§ **YOUR OBJECTIVE**
Which lines include the word "Quantiles"? Copy each of them.

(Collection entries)

.....

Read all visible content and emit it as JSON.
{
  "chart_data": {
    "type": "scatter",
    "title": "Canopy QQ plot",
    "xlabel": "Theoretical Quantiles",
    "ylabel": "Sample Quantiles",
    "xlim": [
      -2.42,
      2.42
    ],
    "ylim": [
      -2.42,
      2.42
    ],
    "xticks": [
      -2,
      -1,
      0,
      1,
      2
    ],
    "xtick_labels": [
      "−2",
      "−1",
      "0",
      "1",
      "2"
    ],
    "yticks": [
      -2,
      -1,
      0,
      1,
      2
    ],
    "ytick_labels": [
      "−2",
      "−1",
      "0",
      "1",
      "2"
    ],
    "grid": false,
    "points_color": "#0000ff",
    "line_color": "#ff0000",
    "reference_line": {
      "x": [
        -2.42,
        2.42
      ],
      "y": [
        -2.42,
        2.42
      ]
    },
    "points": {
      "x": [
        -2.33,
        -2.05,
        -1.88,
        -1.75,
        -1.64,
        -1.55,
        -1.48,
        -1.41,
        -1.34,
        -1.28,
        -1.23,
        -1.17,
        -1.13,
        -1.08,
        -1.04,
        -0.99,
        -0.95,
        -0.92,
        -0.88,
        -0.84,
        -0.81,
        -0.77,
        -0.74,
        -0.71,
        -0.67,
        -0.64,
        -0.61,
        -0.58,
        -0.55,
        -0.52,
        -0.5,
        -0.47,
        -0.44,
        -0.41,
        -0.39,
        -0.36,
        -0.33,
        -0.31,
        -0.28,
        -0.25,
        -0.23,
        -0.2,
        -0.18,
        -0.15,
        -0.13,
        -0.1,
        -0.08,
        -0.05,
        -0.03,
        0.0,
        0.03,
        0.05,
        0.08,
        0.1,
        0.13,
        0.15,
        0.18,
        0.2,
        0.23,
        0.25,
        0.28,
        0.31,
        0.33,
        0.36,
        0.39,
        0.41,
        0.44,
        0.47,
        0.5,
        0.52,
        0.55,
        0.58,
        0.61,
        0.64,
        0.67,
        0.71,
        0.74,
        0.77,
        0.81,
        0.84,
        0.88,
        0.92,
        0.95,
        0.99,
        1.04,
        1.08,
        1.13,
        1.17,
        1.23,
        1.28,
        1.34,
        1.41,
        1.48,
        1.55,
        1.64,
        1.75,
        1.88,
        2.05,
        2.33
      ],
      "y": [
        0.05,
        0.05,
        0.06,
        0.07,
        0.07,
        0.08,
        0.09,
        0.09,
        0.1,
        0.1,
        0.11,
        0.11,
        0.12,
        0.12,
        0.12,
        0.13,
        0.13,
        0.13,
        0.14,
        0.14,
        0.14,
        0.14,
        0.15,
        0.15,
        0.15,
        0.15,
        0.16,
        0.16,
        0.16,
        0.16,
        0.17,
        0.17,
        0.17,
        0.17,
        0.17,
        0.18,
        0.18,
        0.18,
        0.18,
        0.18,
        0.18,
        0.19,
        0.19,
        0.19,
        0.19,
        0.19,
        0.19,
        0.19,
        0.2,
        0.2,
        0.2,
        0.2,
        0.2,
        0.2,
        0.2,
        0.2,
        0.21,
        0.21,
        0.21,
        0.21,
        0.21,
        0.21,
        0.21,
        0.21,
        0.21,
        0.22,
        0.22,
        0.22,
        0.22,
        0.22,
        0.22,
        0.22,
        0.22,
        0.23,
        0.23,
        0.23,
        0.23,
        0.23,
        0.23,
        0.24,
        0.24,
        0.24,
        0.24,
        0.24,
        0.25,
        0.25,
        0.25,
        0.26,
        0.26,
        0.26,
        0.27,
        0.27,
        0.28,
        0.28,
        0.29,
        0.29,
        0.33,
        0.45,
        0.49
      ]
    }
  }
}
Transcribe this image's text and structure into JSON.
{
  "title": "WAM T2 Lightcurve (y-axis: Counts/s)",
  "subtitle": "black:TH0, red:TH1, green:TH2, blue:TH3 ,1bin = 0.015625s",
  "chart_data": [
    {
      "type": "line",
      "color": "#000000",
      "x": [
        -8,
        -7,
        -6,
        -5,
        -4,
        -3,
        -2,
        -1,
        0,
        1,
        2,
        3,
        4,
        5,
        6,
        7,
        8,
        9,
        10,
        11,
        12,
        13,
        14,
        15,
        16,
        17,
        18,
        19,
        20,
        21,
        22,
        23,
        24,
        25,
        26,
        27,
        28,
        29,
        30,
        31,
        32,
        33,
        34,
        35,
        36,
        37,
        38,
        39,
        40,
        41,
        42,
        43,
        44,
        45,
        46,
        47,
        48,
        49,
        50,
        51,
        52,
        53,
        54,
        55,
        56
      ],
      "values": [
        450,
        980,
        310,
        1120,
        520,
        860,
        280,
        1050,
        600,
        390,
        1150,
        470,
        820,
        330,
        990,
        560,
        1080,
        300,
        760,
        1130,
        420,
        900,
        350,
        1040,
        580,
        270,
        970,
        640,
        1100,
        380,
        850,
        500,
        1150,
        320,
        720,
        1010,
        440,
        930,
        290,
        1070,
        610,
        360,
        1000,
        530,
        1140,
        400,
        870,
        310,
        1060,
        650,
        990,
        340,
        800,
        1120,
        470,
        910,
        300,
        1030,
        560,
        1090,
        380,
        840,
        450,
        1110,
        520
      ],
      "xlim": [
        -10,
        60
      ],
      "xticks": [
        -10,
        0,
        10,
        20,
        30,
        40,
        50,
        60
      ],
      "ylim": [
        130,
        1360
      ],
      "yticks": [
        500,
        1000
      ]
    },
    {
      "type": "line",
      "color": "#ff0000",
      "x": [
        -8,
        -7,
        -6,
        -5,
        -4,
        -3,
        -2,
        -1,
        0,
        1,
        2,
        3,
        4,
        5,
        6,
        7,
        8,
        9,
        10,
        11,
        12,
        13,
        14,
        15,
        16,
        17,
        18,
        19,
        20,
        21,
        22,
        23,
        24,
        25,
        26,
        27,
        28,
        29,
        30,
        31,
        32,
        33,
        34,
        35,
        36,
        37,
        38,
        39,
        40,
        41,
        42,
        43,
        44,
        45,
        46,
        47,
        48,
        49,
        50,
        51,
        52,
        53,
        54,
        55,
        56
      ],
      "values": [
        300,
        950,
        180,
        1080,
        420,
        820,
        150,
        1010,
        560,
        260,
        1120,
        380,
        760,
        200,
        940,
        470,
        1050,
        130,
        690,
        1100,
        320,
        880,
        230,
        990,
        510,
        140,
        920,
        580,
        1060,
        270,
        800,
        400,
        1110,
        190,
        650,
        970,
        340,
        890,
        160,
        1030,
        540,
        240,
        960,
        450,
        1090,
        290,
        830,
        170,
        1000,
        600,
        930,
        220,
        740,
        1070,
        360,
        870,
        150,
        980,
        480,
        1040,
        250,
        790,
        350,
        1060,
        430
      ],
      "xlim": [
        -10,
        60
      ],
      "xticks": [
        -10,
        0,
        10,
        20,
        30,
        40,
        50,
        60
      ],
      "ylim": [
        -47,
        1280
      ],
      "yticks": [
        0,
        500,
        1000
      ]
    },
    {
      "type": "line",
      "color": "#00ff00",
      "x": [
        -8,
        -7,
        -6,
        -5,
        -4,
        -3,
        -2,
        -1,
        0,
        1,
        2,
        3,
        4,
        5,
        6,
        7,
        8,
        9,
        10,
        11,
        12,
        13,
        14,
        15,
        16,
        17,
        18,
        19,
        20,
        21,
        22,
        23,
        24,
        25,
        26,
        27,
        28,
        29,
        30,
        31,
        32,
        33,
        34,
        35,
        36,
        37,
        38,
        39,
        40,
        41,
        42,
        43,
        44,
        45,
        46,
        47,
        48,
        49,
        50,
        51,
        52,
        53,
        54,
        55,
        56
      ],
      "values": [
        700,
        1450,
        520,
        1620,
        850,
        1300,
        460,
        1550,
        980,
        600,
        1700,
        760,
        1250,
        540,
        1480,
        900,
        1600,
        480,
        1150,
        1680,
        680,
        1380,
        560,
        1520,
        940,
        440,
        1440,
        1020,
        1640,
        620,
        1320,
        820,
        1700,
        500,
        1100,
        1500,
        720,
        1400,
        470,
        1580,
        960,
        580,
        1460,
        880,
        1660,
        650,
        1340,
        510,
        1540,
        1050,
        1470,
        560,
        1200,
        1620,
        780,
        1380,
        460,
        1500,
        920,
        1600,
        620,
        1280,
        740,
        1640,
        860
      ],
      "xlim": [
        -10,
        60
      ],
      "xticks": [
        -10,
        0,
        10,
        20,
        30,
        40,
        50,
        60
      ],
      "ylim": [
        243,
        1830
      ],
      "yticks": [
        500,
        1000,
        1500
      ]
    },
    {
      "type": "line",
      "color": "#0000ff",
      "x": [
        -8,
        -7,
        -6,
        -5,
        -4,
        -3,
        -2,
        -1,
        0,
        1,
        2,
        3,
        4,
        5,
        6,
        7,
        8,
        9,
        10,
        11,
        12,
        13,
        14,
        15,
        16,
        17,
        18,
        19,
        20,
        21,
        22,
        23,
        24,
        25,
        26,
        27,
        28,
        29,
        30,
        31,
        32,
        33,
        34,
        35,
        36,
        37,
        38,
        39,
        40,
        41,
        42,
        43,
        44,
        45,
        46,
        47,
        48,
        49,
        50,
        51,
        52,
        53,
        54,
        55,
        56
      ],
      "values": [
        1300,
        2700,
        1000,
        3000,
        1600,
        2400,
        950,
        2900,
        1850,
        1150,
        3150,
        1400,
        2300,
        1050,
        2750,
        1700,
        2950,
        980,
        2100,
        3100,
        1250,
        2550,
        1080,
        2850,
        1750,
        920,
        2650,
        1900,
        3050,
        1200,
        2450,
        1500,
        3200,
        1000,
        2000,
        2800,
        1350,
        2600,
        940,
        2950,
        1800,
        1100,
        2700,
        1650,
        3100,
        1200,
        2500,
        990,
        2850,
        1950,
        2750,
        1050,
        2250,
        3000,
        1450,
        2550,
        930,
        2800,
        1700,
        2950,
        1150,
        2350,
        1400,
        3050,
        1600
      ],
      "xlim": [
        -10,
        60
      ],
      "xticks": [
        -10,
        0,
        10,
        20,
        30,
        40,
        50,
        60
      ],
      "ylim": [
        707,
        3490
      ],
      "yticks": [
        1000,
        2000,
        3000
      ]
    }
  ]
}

.....

§ **REPLY TO THE EXERCISE**
    "xlabel": "Theoretical Quantiles",
    "ylabel": "Sample Quantiles",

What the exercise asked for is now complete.